### DATA FOR THIS EXERCISE
§

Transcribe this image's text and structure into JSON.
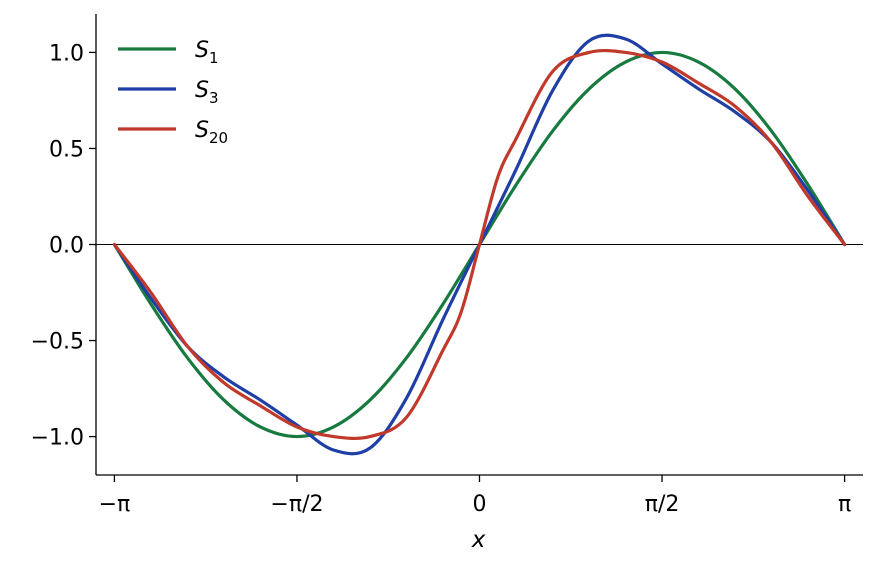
{
  "chart_data": {
    "type": "line",
    "xlabel": "x",
    "ylabel": "",
    "xlim": [
      -3.3,
      3.3
    ],
    "ylim": [
      -1.2,
      1.2
    ],
    "x_ticks": [
      {
        "value": -3.14159,
        "label": "−π"
      },
      {
        "value": -1.5708,
        "label": "−π/2"
      },
      {
        "value": 0,
        "label": "0"
      },
      {
        "value": 1.5708,
        "label": "π/2"
      },
      {
        "value": 3.14159,
        "label": "π"
      }
    ],
    "y_ticks": [
      {
        "value": 1.0,
        "label": "1.0"
      },
      {
        "value": 0.5,
        "label": "0.5"
      },
      {
        "value": 0.0,
        "label": "0.0"
      },
      {
        "value": -0.5,
        "label": "−0.5"
      },
      {
        "value": -1.0,
        "label": "−1.0"
      }
    ],
    "reference_line_y": 0,
    "grid": false,
    "legend_position": "top-left",
    "series": [
      {
        "name": "S",
        "subscript": "1",
        "color": "#177a3f",
        "x": [
          -3.1416,
          -2.8274,
          -2.5133,
          -2.1991,
          -1.885,
          -1.5708,
          -1.2566,
          -0.9425,
          -0.6283,
          -0.3142,
          0,
          0.3142,
          0.6283,
          0.9425,
          1.2566,
          1.5708,
          1.885,
          2.1991,
          2.5133,
          2.8274,
          3.1416
        ],
        "y": [
          0,
          -0.31,
          -0.59,
          -0.81,
          -0.95,
          -1.0,
          -0.95,
          -0.81,
          -0.59,
          -0.31,
          0,
          0.31,
          0.59,
          0.81,
          0.95,
          1.0,
          0.95,
          0.81,
          0.59,
          0.31,
          0
        ]
      },
      {
        "name": "S",
        "subscript": "3",
        "color": "#1f3fa6",
        "x": [
          -3.1416,
          -2.8274,
          -2.5133,
          -2.1991,
          -1.885,
          -1.5708,
          -1.2566,
          -0.9425,
          -0.6283,
          -0.3142,
          0,
          0.3142,
          0.6283,
          0.9425,
          1.2566,
          1.5708,
          1.885,
          2.1991,
          2.5133,
          2.8274,
          3.1416
        ],
        "y": [
          0,
          -0.28,
          -0.53,
          -0.69,
          -0.81,
          -0.94,
          -1.07,
          -1.06,
          -0.8,
          -0.39,
          0,
          0.39,
          0.8,
          1.06,
          1.07,
          0.94,
          0.81,
          0.69,
          0.53,
          0.28,
          0
        ]
      },
      {
        "name": "S",
        "subscript": "20",
        "color": "#c0392b",
        "x": [
          -3.1416,
          -2.8274,
          -2.5133,
          -2.1991,
          -1.885,
          -1.5708,
          -1.2566,
          -0.9425,
          -0.6283,
          -0.3142,
          -0.1571,
          0,
          0.1571,
          0.3142,
          0.6283,
          0.9425,
          1.2566,
          1.5708,
          1.885,
          2.1991,
          2.5133,
          2.8274,
          3.1416
        ],
        "y": [
          0,
          -0.25,
          -0.53,
          -0.72,
          -0.84,
          -0.95,
          -1.0,
          -1.0,
          -0.9,
          -0.55,
          -0.35,
          0,
          0.35,
          0.55,
          0.9,
          1.0,
          1.0,
          0.95,
          0.84,
          0.72,
          0.53,
          0.25,
          0
        ]
      }
    ]
  }
}
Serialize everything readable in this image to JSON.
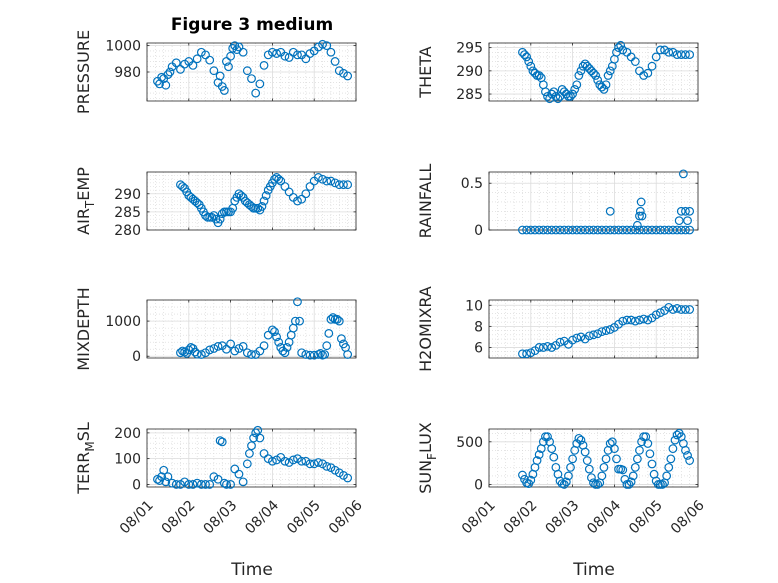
{
  "figure": {
    "title": "Figure 3 medium",
    "xlabel": "Time",
    "marker_color": "#0072bd"
  },
  "chart_data": [
    {
      "type": "scatter",
      "name": "pressure",
      "title": "Figure 3 medium",
      "ylabel_parts": [
        "PRESSURE"
      ],
      "xlabel": "",
      "ylim": [
        958,
        1002
      ],
      "yticks": [
        980,
        1000
      ],
      "ytick_labels": [
        "980",
        "1000"
      ],
      "xlim": [
        0,
        5
      ],
      "xticks": [
        0,
        1,
        2,
        3,
        4,
        5
      ],
      "xtick_labels": [
        "08/01",
        "08/02",
        "08/03",
        "08/04",
        "08/05",
        "08/06"
      ],
      "grid": true,
      "x": [
        0.25,
        0.3,
        0.35,
        0.4,
        0.45,
        0.5,
        0.55,
        0.6,
        0.7,
        0.8,
        0.9,
        1.0,
        1.1,
        1.2,
        1.3,
        1.4,
        1.5,
        1.6,
        1.7,
        1.75,
        1.8,
        1.85,
        1.9,
        1.95,
        2.0,
        2.05,
        2.1,
        2.15,
        2.2,
        2.3,
        2.4,
        2.5,
        2.6,
        2.7,
        2.8,
        2.9,
        3.0,
        3.1,
        3.2,
        3.3,
        3.4,
        3.5,
        3.6,
        3.7,
        3.8,
        3.9,
        4.0,
        4.1,
        4.2,
        4.3,
        4.4,
        4.5,
        4.6,
        4.7,
        4.8
      ],
      "y": [
        973,
        971,
        976,
        975,
        970,
        978,
        980,
        984,
        987,
        982,
        986,
        988,
        985,
        990,
        995,
        993,
        989,
        981,
        972,
        977,
        969,
        966,
        988,
        984,
        992,
        998,
        1000,
        997,
        999,
        995,
        981,
        975,
        964,
        971,
        985,
        993,
        995,
        994,
        995,
        992,
        991,
        995,
        993,
        993,
        990,
        994,
        996,
        999,
        1001,
        1000,
        995,
        988,
        981,
        979,
        977
      ]
    },
    {
      "type": "scatter",
      "name": "theta",
      "title": "",
      "ylabel_parts": [
        "THETA"
      ],
      "xlabel": "",
      "ylim": [
        283.5,
        296
      ],
      "yticks": [
        285,
        290,
        295
      ],
      "ytick_labels": [
        "285",
        "290",
        "295"
      ],
      "xlim": [
        0,
        5
      ],
      "xticks": [
        0,
        1,
        2,
        3,
        4,
        5
      ],
      "xtick_labels": [
        "08/01",
        "08/02",
        "08/03",
        "08/04",
        "08/05",
        "08/06"
      ],
      "grid": true,
      "x": [
        0.8,
        0.85,
        0.9,
        0.95,
        1.0,
        1.05,
        1.1,
        1.15,
        1.2,
        1.25,
        1.3,
        1.35,
        1.4,
        1.45,
        1.5,
        1.55,
        1.6,
        1.65,
        1.7,
        1.75,
        1.8,
        1.85,
        1.9,
        1.95,
        2.0,
        2.05,
        2.1,
        2.15,
        2.2,
        2.25,
        2.3,
        2.35,
        2.4,
        2.45,
        2.5,
        2.55,
        2.6,
        2.65,
        2.7,
        2.75,
        2.8,
        2.85,
        2.9,
        2.95,
        3.0,
        3.05,
        3.1,
        3.15,
        3.2,
        3.3,
        3.4,
        3.5,
        3.6,
        3.7,
        3.8,
        3.9,
        4.0,
        4.1,
        4.2,
        4.3,
        4.4,
        4.5,
        4.6,
        4.7,
        4.8
      ],
      "y": [
        294,
        293.5,
        293,
        292,
        291,
        290,
        289.5,
        289,
        289,
        288.5,
        287,
        285.5,
        284.5,
        284,
        285,
        285.5,
        284.5,
        284,
        284.5,
        286,
        285.5,
        285,
        284.5,
        284.5,
        285,
        286,
        287,
        289,
        290,
        291,
        291.5,
        291,
        290.5,
        290,
        289.5,
        289,
        288,
        287,
        286.5,
        286,
        287,
        289,
        290,
        291,
        292.5,
        294,
        295,
        295.5,
        294.5,
        294,
        293,
        292,
        290,
        289,
        289.5,
        291,
        293,
        294.5,
        294.5,
        294,
        294,
        293.5,
        293.5,
        293.5,
        293.5
      ]
    },
    {
      "type": "scatter",
      "name": "air_temp",
      "title": "",
      "ylabel_parts": [
        "AIR",
        "T",
        "EMP"
      ],
      "xlabel": "",
      "ylim": [
        280,
        296
      ],
      "yticks": [
        280,
        285,
        290
      ],
      "ytick_labels": [
        "280",
        "285",
        "290"
      ],
      "xlim": [
        0,
        5
      ],
      "xticks": [
        0,
        1,
        2,
        3,
        4,
        5
      ],
      "xtick_labels": [
        "08/01",
        "08/02",
        "08/03",
        "08/04",
        "08/05",
        "08/06"
      ],
      "grid": true,
      "x": [
        0.8,
        0.85,
        0.9,
        0.95,
        1.0,
        1.05,
        1.1,
        1.15,
        1.2,
        1.25,
        1.3,
        1.35,
        1.4,
        1.45,
        1.5,
        1.55,
        1.6,
        1.65,
        1.7,
        1.75,
        1.8,
        1.85,
        1.9,
        1.95,
        2.0,
        2.05,
        2.1,
        2.15,
        2.2,
        2.25,
        2.3,
        2.35,
        2.4,
        2.45,
        2.5,
        2.55,
        2.6,
        2.65,
        2.7,
        2.75,
        2.8,
        2.85,
        2.9,
        2.95,
        3.0,
        3.05,
        3.1,
        3.15,
        3.2,
        3.3,
        3.4,
        3.5,
        3.6,
        3.7,
        3.8,
        3.9,
        4.0,
        4.1,
        4.2,
        4.3,
        4.4,
        4.5,
        4.6,
        4.7,
        4.8
      ],
      "y": [
        292.5,
        292,
        291.5,
        290.5,
        289.5,
        289,
        288.5,
        288,
        287.5,
        287,
        286,
        285,
        284,
        283.5,
        283.5,
        283.5,
        284,
        283,
        282,
        283,
        284.5,
        285,
        285,
        285,
        285,
        286,
        288,
        289,
        290,
        289.5,
        289,
        288,
        287.5,
        287,
        286.5,
        286,
        286,
        286,
        285.5,
        286.5,
        288,
        289.5,
        291,
        292,
        293,
        294,
        294.5,
        294,
        293.5,
        292,
        290.5,
        289,
        288,
        288.5,
        290,
        292,
        293.5,
        294.5,
        294,
        293.5,
        293.5,
        293,
        292.5,
        292.5,
        292.5
      ]
    },
    {
      "type": "scatter",
      "name": "rainfall",
      "title": "",
      "ylabel_parts": [
        "RAINFALL"
      ],
      "xlabel": "",
      "ylim": [
        0,
        0.62
      ],
      "yticks": [
        0,
        0.5
      ],
      "ytick_labels": [
        "0",
        "0.5"
      ],
      "xlim": [
        0,
        5
      ],
      "xticks": [
        0,
        1,
        2,
        3,
        4,
        5
      ],
      "xtick_labels": [
        "08/01",
        "08/02",
        "08/03",
        "08/04",
        "08/05",
        "08/06"
      ],
      "grid": true,
      "x": [
        0.8,
        0.9,
        1.0,
        1.1,
        1.2,
        1.3,
        1.4,
        1.5,
        1.6,
        1.7,
        1.8,
        1.9,
        2.0,
        2.1,
        2.2,
        2.3,
        2.4,
        2.5,
        2.6,
        2.7,
        2.8,
        2.9,
        3.0,
        3.1,
        3.2,
        3.3,
        3.4,
        3.5,
        3.6,
        3.7,
        3.8,
        3.9,
        4.0,
        4.1,
        4.2,
        4.3,
        4.4,
        4.5,
        4.6,
        4.7,
        4.8,
        2.9,
        3.55,
        3.6,
        3.62,
        3.64,
        3.66,
        4.55,
        4.6,
        4.65,
        4.7,
        4.75,
        4.8
      ],
      "y": [
        0,
        0,
        0,
        0,
        0,
        0,
        0,
        0,
        0,
        0,
        0,
        0,
        0,
        0,
        0,
        0,
        0,
        0,
        0,
        0,
        0,
        0,
        0,
        0,
        0,
        0,
        0,
        0,
        0,
        0,
        0,
        0,
        0,
        0,
        0,
        0,
        0,
        0,
        0,
        0,
        0,
        0.2,
        0.05,
        0.15,
        0.2,
        0.3,
        0.15,
        0.1,
        0.2,
        0.6,
        0.2,
        0.1,
        0.2
      ]
    },
    {
      "type": "scatter",
      "name": "mixdepth",
      "title": "",
      "ylabel_parts": [
        "MIXDEPTH"
      ],
      "xlabel": "",
      "ylim": [
        -50,
        1600
      ],
      "yticks": [
        0,
        1000
      ],
      "ytick_labels": [
        "0",
        "1000"
      ],
      "xlim": [
        0,
        5
      ],
      "xticks": [
        0,
        1,
        2,
        3,
        4,
        5
      ],
      "xtick_labels": [
        "08/01",
        "08/02",
        "08/03",
        "08/04",
        "08/05",
        "08/06"
      ],
      "grid": true,
      "x": [
        0.8,
        0.85,
        0.9,
        0.95,
        1.0,
        1.05,
        1.1,
        1.15,
        1.2,
        1.3,
        1.4,
        1.5,
        1.6,
        1.7,
        1.8,
        1.9,
        2.0,
        2.1,
        2.2,
        2.3,
        2.4,
        2.5,
        2.6,
        2.7,
        2.8,
        2.9,
        3.0,
        3.05,
        3.1,
        3.15,
        3.2,
        3.25,
        3.3,
        3.35,
        3.4,
        3.45,
        3.5,
        3.55,
        3.6,
        3.65,
        3.7,
        3.8,
        3.9,
        4.0,
        4.1,
        4.15,
        4.2,
        4.25,
        4.3,
        4.35,
        4.4,
        4.45,
        4.5,
        4.55,
        4.6,
        4.65,
        4.7,
        4.75,
        4.8
      ],
      "y": [
        100,
        150,
        120,
        80,
        180,
        250,
        220,
        120,
        60,
        50,
        100,
        180,
        220,
        280,
        300,
        200,
        350,
        150,
        220,
        280,
        100,
        50,
        50,
        150,
        300,
        600,
        750,
        700,
        550,
        400,
        250,
        150,
        100,
        250,
        400,
        600,
        800,
        1000,
        1550,
        1000,
        100,
        50,
        30,
        30,
        50,
        80,
        30,
        50,
        300,
        650,
        1050,
        1100,
        1050,
        1050,
        1000,
        500,
        350,
        250,
        50
      ]
    },
    {
      "type": "scatter",
      "name": "h2omixra",
      "title": "",
      "ylabel_parts": [
        "H2OMIXRA"
      ],
      "xlabel": "",
      "ylim": [
        5,
        10.5
      ],
      "yticks": [
        6,
        8,
        10
      ],
      "ytick_labels": [
        "6",
        "8",
        "10"
      ],
      "xlim": [
        0,
        5
      ],
      "xticks": [
        0,
        1,
        2,
        3,
        4,
        5
      ],
      "xtick_labels": [
        "08/01",
        "08/02",
        "08/03",
        "08/04",
        "08/05",
        "08/06"
      ],
      "grid": true,
      "x": [
        0.8,
        0.9,
        1.0,
        1.1,
        1.2,
        1.3,
        1.4,
        1.5,
        1.6,
        1.7,
        1.8,
        1.9,
        2.0,
        2.1,
        2.2,
        2.3,
        2.4,
        2.5,
        2.6,
        2.7,
        2.8,
        2.9,
        3.0,
        3.1,
        3.2,
        3.3,
        3.4,
        3.5,
        3.6,
        3.7,
        3.8,
        3.9,
        4.0,
        4.1,
        4.2,
        4.3,
        4.4,
        4.5,
        4.6,
        4.7,
        4.8
      ],
      "y": [
        5.4,
        5.4,
        5.5,
        5.7,
        6.0,
        6.0,
        6.1,
        6.0,
        6.2,
        6.5,
        6.6,
        6.3,
        6.7,
        6.9,
        7.0,
        6.8,
        7.1,
        7.2,
        7.3,
        7.5,
        7.6,
        7.7,
        7.9,
        8.2,
        8.5,
        8.6,
        8.6,
        8.5,
        8.6,
        8.7,
        8.6,
        8.8,
        9.1,
        9.3,
        9.5,
        9.8,
        9.6,
        9.7,
        9.6,
        9.6,
        9.6
      ]
    },
    {
      "type": "scatter",
      "name": "terr_msl",
      "title": "",
      "ylabel_parts": [
        "TERR",
        "M",
        "SL"
      ],
      "xlabel": "",
      "ylim": [
        -10,
        215
      ],
      "yticks": [
        0,
        100,
        200
      ],
      "ytick_labels": [
        "0",
        "100",
        "200"
      ],
      "xlim": [
        0,
        5
      ],
      "xticks": [
        0,
        1,
        2,
        3,
        4,
        5
      ],
      "xtick_labels": [
        "08/01",
        "08/02",
        "08/03",
        "08/04",
        "08/05",
        "08/06"
      ],
      "grid": true,
      "x": [
        0.25,
        0.3,
        0.35,
        0.4,
        0.45,
        0.5,
        0.6,
        0.7,
        0.8,
        0.9,
        1.0,
        1.1,
        1.2,
        1.3,
        1.4,
        1.5,
        1.6,
        1.7,
        1.75,
        1.8,
        1.85,
        1.9,
        2.0,
        2.1,
        2.2,
        2.3,
        2.4,
        2.45,
        2.5,
        2.55,
        2.6,
        2.65,
        2.7,
        2.8,
        2.9,
        3.0,
        3.1,
        3.2,
        3.3,
        3.4,
        3.5,
        3.6,
        3.7,
        3.8,
        3.9,
        4.0,
        4.1,
        4.2,
        4.3,
        4.4,
        4.5,
        4.6,
        4.7,
        4.8
      ],
      "y": [
        20,
        15,
        30,
        55,
        10,
        30,
        5,
        0,
        0,
        10,
        0,
        0,
        5,
        0,
        0,
        0,
        30,
        20,
        170,
        165,
        5,
        0,
        0,
        60,
        40,
        10,
        80,
        120,
        150,
        180,
        200,
        210,
        180,
        120,
        100,
        90,
        95,
        105,
        90,
        85,
        95,
        100,
        90,
        90,
        80,
        80,
        85,
        80,
        70,
        65,
        55,
        45,
        35,
        25
      ]
    },
    {
      "type": "scatter",
      "name": "sun_flux",
      "title": "",
      "ylabel_parts": [
        "SUN",
        "F",
        "LUX"
      ],
      "xlabel": "",
      "ylim": [
        -30,
        650
      ],
      "yticks": [
        0,
        500
      ],
      "ytick_labels": [
        "0",
        "500"
      ],
      "xlim": [
        0,
        5
      ],
      "xticks": [
        0,
        1,
        2,
        3,
        4,
        5
      ],
      "xtick_labels": [
        "08/01",
        "08/02",
        "08/03",
        "08/04",
        "08/05",
        "08/06"
      ],
      "grid": true,
      "x": [
        0.8,
        0.85,
        0.9,
        0.95,
        1.0,
        1.05,
        1.1,
        1.15,
        1.2,
        1.25,
        1.3,
        1.35,
        1.4,
        1.45,
        1.5,
        1.55,
        1.6,
        1.65,
        1.7,
        1.75,
        1.8,
        1.85,
        1.9,
        1.95,
        2.0,
        2.05,
        2.1,
        2.15,
        2.2,
        2.25,
        2.3,
        2.35,
        2.4,
        2.45,
        2.5,
        2.55,
        2.6,
        2.65,
        2.7,
        2.75,
        2.8,
        2.85,
        2.9,
        2.95,
        3.0,
        3.05,
        3.1,
        3.15,
        3.2,
        3.25,
        3.3,
        3.35,
        3.4,
        3.45,
        3.5,
        3.55,
        3.6,
        3.65,
        3.7,
        3.75,
        3.8,
        3.85,
        3.9,
        3.95,
        4.0,
        4.05,
        4.1,
        4.15,
        4.2,
        4.25,
        4.3,
        4.35,
        4.4,
        4.45,
        4.5,
        4.55,
        4.6,
        4.65,
        4.7,
        4.75,
        4.8
      ],
      "y": [
        110,
        60,
        20,
        10,
        50,
        120,
        200,
        280,
        350,
        420,
        500,
        560,
        560,
        500,
        420,
        320,
        200,
        120,
        40,
        10,
        0,
        30,
        100,
        200,
        300,
        400,
        480,
        540,
        520,
        460,
        380,
        280,
        180,
        80,
        20,
        0,
        0,
        20,
        100,
        200,
        300,
        400,
        480,
        500,
        420,
        300,
        180,
        180,
        170,
        60,
        0,
        0,
        30,
        100,
        200,
        300,
        400,
        500,
        560,
        560,
        480,
        360,
        240,
        120,
        40,
        0,
        0,
        0,
        20,
        100,
        200,
        300,
        420,
        520,
        580,
        600,
        560,
        480,
        400,
        340,
        280
      ]
    }
  ]
}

§

Each line above that includes "medium" should be shown.

### TASK RESULT
    "title": "Figure 3 medium",
      "title": "Figure 3 medium",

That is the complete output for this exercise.